**Task goal**
Take each line containing "value" and report it exactly as written.

[BEGIN Input rows]

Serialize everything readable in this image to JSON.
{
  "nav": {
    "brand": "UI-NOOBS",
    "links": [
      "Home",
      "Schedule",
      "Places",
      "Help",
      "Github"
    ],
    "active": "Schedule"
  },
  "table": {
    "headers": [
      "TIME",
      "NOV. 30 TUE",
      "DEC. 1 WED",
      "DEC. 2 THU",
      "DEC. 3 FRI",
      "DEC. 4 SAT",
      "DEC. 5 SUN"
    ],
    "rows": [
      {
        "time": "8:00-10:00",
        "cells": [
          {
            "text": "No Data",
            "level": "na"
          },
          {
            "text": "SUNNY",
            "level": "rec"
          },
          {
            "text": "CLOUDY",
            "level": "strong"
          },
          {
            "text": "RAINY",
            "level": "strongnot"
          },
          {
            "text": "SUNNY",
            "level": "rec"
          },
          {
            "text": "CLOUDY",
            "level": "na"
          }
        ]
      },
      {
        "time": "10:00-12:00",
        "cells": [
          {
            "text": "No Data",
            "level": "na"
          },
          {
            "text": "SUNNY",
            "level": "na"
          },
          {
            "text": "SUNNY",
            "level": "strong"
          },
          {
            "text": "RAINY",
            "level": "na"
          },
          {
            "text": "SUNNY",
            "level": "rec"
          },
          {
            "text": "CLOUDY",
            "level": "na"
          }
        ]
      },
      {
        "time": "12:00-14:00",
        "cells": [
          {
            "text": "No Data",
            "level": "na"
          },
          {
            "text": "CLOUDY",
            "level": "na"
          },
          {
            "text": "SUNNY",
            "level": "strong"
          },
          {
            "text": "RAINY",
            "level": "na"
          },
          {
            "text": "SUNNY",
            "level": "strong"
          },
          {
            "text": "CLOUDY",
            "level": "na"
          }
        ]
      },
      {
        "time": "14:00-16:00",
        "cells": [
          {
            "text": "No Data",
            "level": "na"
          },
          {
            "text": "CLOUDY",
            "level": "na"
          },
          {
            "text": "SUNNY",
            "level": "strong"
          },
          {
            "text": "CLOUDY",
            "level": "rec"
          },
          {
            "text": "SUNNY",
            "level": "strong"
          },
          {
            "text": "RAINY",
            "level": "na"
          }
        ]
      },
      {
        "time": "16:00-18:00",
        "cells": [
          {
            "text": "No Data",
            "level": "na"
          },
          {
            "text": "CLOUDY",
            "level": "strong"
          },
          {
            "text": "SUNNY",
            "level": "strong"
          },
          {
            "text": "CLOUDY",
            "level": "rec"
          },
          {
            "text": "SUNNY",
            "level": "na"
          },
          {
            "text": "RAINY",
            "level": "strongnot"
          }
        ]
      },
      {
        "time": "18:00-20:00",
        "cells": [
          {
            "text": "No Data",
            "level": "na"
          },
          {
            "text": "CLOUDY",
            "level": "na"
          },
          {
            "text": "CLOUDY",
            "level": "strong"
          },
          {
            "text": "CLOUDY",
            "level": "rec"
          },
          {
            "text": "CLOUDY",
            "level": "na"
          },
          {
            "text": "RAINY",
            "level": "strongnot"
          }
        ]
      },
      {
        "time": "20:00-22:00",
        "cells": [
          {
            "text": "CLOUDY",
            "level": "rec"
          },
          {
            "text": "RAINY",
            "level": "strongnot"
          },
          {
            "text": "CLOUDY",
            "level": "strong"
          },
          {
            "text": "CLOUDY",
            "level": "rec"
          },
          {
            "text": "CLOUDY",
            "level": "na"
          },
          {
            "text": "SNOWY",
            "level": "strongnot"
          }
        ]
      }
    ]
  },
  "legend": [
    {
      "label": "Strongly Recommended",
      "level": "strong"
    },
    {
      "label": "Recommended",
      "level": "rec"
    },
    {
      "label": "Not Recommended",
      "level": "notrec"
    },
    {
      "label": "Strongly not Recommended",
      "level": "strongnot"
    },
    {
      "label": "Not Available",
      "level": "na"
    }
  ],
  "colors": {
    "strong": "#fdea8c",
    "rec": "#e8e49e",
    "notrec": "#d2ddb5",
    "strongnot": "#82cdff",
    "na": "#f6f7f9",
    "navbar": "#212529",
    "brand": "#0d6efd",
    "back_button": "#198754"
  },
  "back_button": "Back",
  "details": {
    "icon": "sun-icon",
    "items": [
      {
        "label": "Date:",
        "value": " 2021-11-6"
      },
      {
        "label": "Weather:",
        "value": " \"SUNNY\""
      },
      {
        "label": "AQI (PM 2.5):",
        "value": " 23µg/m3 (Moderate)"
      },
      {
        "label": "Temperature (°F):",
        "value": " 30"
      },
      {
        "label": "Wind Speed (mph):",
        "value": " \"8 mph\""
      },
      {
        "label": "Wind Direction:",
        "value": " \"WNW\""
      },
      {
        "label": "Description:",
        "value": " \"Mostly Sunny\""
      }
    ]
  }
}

[END Input rows]

**Result**
        "value": " 2021-11-6"
        "value": " \"SUNNY\""
        "value": " 23µg/m3 (Moderate)"
        "value": " 30"
        "value": " \"8 mph\""
        "value": " \"WNW\""
        "value": " \"Mostly Sunny\""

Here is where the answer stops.